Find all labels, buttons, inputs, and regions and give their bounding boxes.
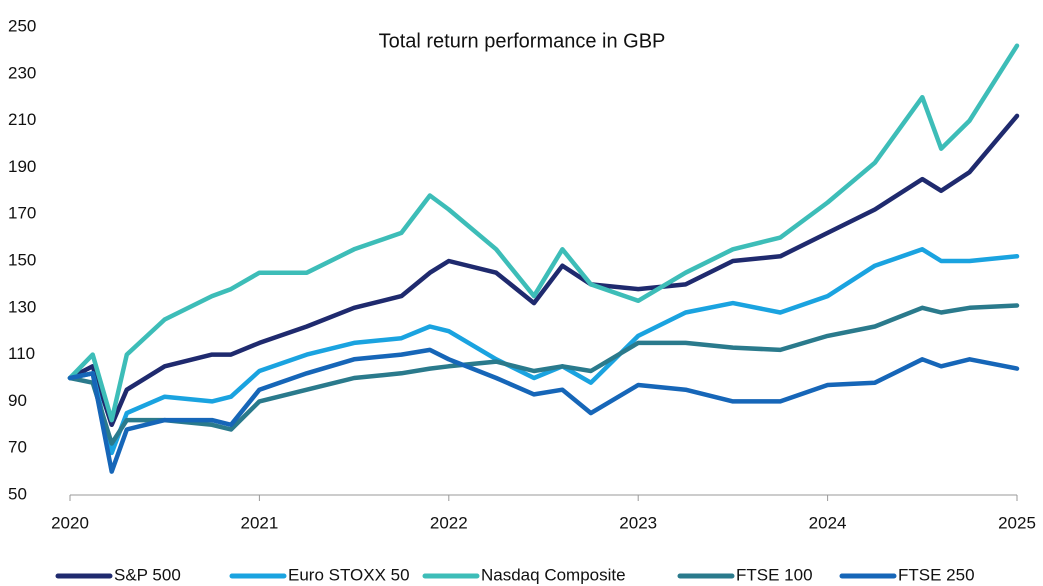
y-tick-label: 90 [8,391,27,410]
x-tick-label: 2024 [809,513,847,532]
series-line [67,347,1020,474]
y-tick-label: 190 [8,157,36,176]
legend-label: Euro STOXX 50 [288,565,410,584]
legend-label: FTSE 250 [898,565,975,584]
x-tick-label: 2025 [998,513,1036,532]
y-tick-label: 110 [8,344,35,363]
x-tick-label: 2023 [619,513,657,532]
y-tick-label: 130 [8,297,36,316]
chart-title: Total return performance in GBP [379,30,666,52]
y-tick-label: 50 [8,484,27,503]
series-line [67,113,1020,428]
y-tick-label: 250 [8,16,36,35]
y-tick-label: 170 [8,204,36,223]
legend-label: S&P 500 [114,565,181,584]
y-tick-label: 210 [8,110,36,129]
series-line [67,43,1020,423]
series-line [67,247,1020,456]
y-tick-label: 70 [8,438,27,457]
legend-label: Nasdaq Composite [481,565,626,584]
x-tick-label: 2020 [51,513,89,532]
legend-label: FTSE 100 [736,565,813,584]
x-tick-label: 2022 [430,513,468,532]
y-tick-label: 230 [8,63,36,82]
y-tick-label: 150 [8,250,36,269]
x-tick-label: 2021 [240,513,278,532]
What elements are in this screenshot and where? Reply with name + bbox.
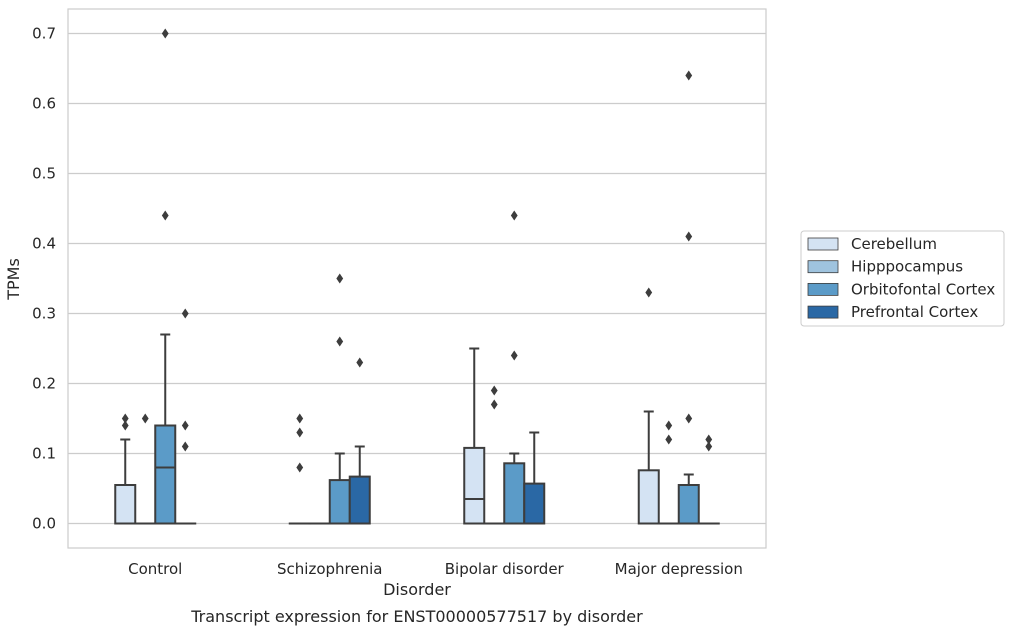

• • • •

WORK TO BE COMPLETED
Locate every line in the items above that contains the string "series", treating uppercase and lowercase as distinct, and copy each such line in full.

OUTPUT OF THE EXERCISE
series-line [67,347,1020,474]
series-line [67,113,1020,428]
series-line [67,43,1020,423]
series-line [67,247,1020,456]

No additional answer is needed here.